PROVIDED RECORDS -
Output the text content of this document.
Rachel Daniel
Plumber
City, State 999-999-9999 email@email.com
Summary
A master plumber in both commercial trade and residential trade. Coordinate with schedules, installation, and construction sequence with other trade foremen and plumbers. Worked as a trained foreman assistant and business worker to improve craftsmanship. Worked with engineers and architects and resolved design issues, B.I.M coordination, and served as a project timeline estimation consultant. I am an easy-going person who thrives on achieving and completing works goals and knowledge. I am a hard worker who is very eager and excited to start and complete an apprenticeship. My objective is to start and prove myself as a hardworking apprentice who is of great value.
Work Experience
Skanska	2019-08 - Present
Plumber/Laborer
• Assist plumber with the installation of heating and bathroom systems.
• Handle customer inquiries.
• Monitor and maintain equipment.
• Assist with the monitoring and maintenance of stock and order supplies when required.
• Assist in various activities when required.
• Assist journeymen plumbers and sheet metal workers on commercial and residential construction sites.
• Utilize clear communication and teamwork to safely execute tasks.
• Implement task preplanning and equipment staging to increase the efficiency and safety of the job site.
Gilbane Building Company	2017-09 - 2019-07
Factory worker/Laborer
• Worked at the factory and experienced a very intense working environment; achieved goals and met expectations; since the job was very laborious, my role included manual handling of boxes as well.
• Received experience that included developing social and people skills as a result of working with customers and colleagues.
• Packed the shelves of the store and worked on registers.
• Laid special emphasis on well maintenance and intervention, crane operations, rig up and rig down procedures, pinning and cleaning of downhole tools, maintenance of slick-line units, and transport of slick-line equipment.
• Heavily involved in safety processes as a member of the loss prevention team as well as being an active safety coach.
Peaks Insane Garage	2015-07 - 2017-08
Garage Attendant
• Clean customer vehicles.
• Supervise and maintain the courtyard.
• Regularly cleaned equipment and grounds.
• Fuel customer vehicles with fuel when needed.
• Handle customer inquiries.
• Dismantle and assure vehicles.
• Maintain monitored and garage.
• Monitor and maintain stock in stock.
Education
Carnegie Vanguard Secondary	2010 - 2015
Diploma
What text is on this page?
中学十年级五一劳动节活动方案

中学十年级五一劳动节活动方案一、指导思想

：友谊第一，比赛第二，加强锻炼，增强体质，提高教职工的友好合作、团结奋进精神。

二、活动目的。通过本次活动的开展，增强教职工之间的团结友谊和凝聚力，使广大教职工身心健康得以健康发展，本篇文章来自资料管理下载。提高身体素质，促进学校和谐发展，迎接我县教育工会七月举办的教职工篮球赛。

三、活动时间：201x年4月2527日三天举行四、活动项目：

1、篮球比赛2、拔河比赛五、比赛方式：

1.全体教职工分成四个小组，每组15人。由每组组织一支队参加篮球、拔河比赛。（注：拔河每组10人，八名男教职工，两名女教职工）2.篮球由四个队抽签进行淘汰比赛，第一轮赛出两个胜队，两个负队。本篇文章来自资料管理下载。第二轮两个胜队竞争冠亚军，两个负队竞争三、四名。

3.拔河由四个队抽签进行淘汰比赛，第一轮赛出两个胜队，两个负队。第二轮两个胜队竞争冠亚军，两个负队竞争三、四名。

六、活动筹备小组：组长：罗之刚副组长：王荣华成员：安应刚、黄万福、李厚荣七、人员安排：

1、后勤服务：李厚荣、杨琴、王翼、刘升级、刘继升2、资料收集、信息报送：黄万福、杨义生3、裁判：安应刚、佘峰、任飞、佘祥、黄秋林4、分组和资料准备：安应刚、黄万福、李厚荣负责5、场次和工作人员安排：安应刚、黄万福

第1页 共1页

GIVEN PROBLEM -
For the entries above, state how many lines contain the word "两个负队". Provide the number by itself.

ANSWER TO THIS PROBLEM -
2